* Begin Data for processing *

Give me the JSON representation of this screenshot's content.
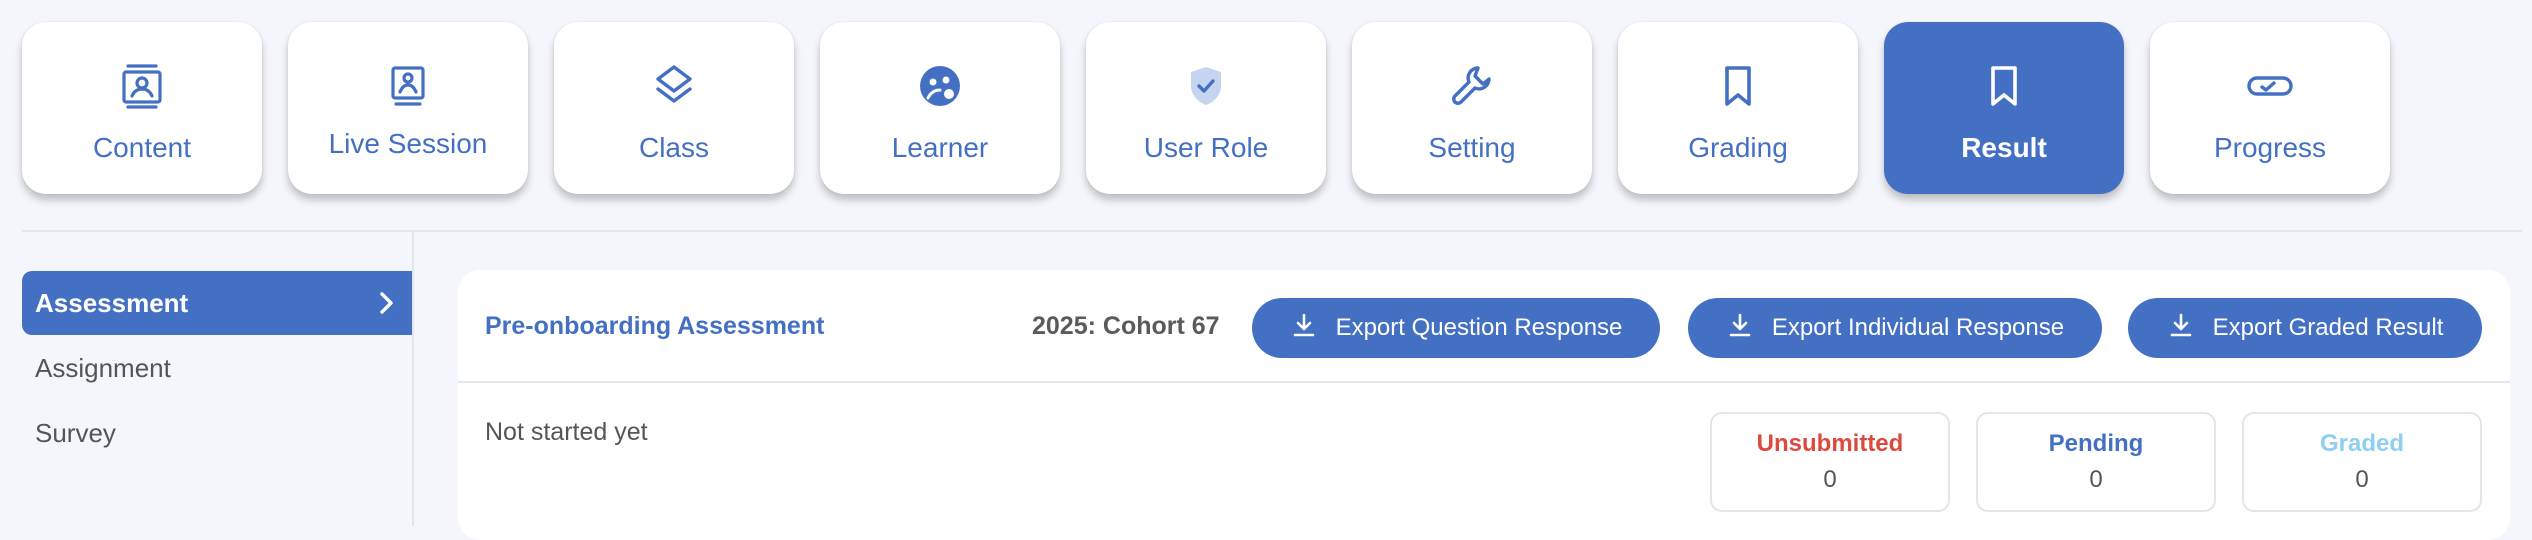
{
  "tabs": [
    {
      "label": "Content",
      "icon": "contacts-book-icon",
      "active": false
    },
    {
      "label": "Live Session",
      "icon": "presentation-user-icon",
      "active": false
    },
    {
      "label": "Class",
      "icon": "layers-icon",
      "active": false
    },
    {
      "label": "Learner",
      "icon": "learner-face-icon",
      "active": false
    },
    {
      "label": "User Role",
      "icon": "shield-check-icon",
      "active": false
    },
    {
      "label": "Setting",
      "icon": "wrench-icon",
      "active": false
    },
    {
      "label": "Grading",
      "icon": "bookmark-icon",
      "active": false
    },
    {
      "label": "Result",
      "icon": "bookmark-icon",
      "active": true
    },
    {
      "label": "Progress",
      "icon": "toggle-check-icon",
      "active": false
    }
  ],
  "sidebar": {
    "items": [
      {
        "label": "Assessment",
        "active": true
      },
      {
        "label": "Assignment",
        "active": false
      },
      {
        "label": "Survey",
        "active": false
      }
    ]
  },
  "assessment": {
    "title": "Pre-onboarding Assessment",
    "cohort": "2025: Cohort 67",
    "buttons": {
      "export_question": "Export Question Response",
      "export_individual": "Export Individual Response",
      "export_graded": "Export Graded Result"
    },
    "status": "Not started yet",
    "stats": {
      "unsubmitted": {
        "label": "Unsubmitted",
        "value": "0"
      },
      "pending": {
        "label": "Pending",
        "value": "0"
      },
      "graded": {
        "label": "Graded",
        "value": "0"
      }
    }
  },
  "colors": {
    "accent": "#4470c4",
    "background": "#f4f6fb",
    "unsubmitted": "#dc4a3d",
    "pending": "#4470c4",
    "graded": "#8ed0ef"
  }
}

* End Data for processing *
* Begin Data for processing *

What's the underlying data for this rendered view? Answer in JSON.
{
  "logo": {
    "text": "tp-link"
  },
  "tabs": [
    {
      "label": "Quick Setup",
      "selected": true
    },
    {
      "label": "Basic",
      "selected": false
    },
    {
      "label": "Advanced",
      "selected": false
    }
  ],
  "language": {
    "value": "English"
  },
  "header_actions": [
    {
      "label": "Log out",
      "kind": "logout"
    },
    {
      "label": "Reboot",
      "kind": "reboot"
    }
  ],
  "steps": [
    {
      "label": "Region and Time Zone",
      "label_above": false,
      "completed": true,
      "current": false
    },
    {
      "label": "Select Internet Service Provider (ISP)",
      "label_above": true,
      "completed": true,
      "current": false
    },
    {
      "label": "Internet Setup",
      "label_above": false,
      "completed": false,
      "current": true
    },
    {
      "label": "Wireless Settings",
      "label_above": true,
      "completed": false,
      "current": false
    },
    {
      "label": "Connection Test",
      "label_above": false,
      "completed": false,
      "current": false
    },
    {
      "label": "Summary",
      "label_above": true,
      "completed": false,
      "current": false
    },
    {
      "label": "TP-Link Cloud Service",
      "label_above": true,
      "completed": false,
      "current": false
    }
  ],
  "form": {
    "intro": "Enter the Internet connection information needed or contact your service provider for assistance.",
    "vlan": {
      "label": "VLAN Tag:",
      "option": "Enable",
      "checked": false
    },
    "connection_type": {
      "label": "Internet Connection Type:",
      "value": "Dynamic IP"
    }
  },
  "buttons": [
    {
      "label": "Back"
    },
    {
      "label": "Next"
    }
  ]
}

* End Data for processing *
* Begin Data for processing *

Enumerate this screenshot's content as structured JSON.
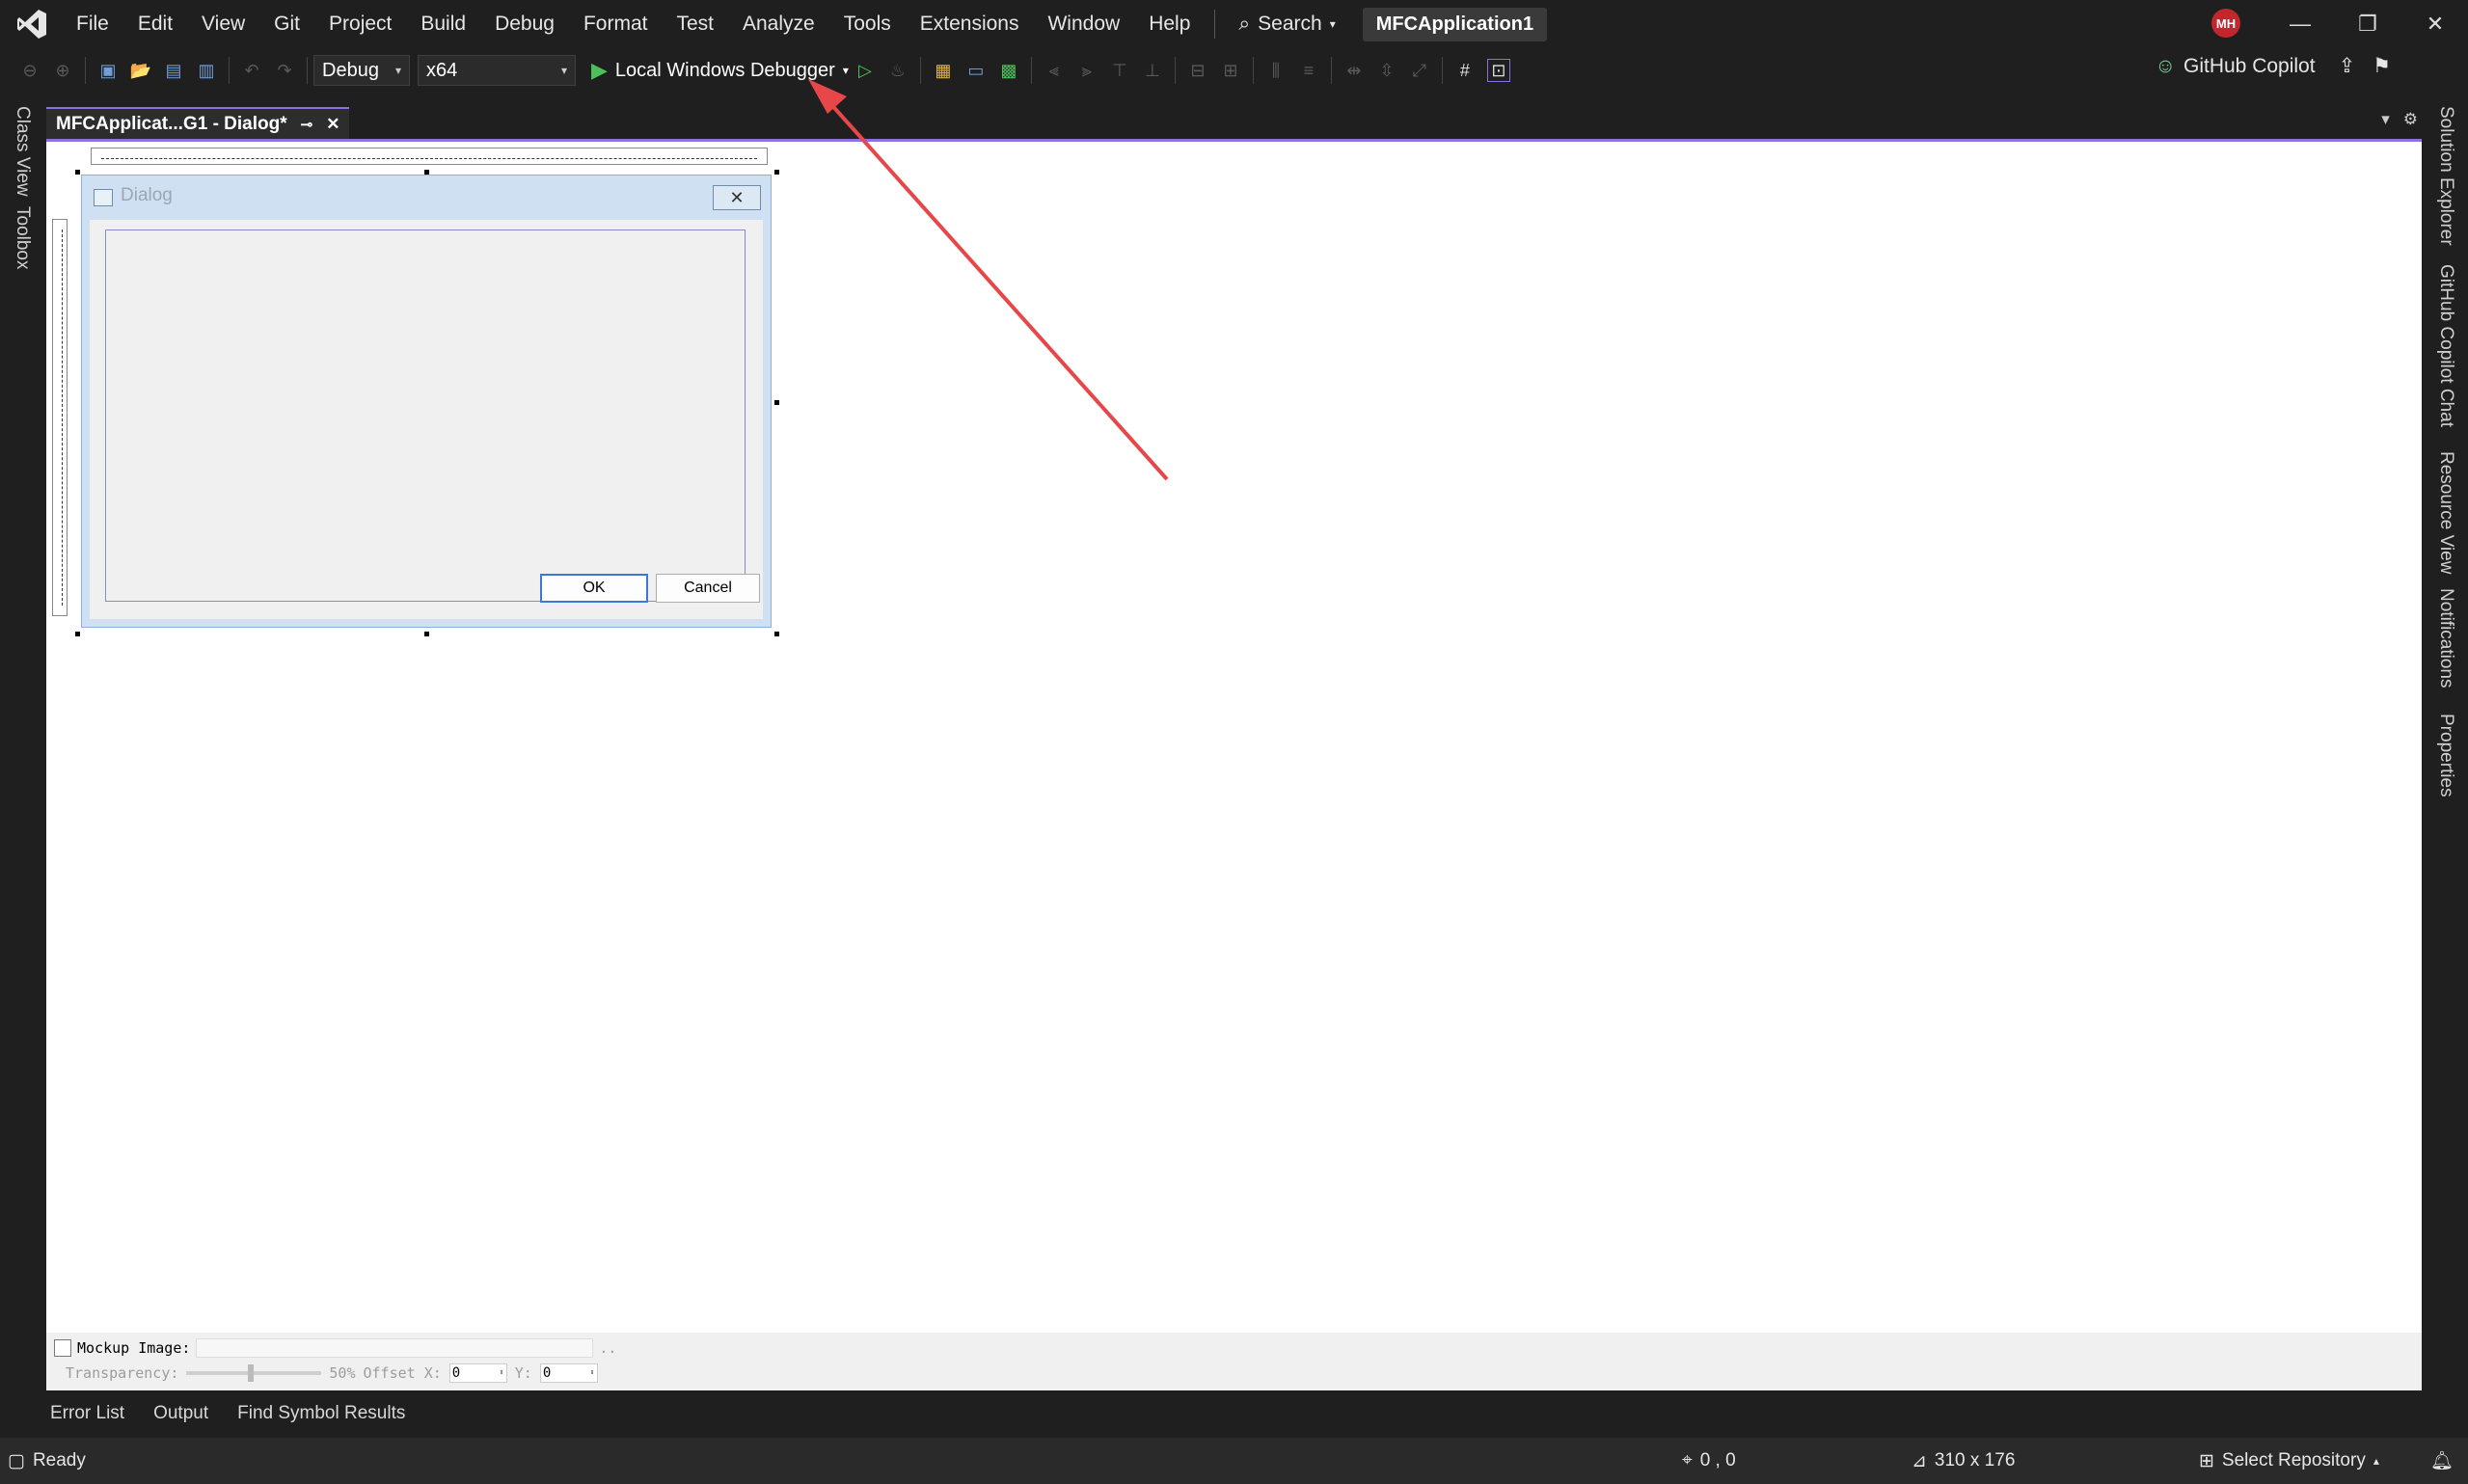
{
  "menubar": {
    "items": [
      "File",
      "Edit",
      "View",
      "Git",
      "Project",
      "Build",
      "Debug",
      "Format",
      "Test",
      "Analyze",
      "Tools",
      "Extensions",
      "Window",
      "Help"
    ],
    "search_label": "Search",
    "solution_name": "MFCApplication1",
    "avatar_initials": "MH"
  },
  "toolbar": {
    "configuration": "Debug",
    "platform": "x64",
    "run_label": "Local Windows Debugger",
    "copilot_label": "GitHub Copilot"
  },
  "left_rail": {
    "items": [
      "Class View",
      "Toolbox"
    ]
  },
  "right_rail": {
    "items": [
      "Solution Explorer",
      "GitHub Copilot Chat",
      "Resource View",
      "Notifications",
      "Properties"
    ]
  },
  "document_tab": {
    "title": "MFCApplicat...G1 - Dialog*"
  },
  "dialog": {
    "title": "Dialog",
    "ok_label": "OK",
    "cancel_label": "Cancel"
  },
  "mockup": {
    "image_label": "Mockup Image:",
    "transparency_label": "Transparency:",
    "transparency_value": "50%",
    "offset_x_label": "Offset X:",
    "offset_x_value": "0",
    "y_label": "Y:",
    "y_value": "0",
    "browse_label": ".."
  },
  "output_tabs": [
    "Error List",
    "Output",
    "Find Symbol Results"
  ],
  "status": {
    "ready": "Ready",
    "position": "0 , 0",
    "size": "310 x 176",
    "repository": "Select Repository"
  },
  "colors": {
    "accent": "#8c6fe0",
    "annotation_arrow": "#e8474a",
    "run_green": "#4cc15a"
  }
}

* End Data for processing *

-- Aim --
Go through the material above and count the lines that include "icon". Give the number alone.

-- Complete response --
9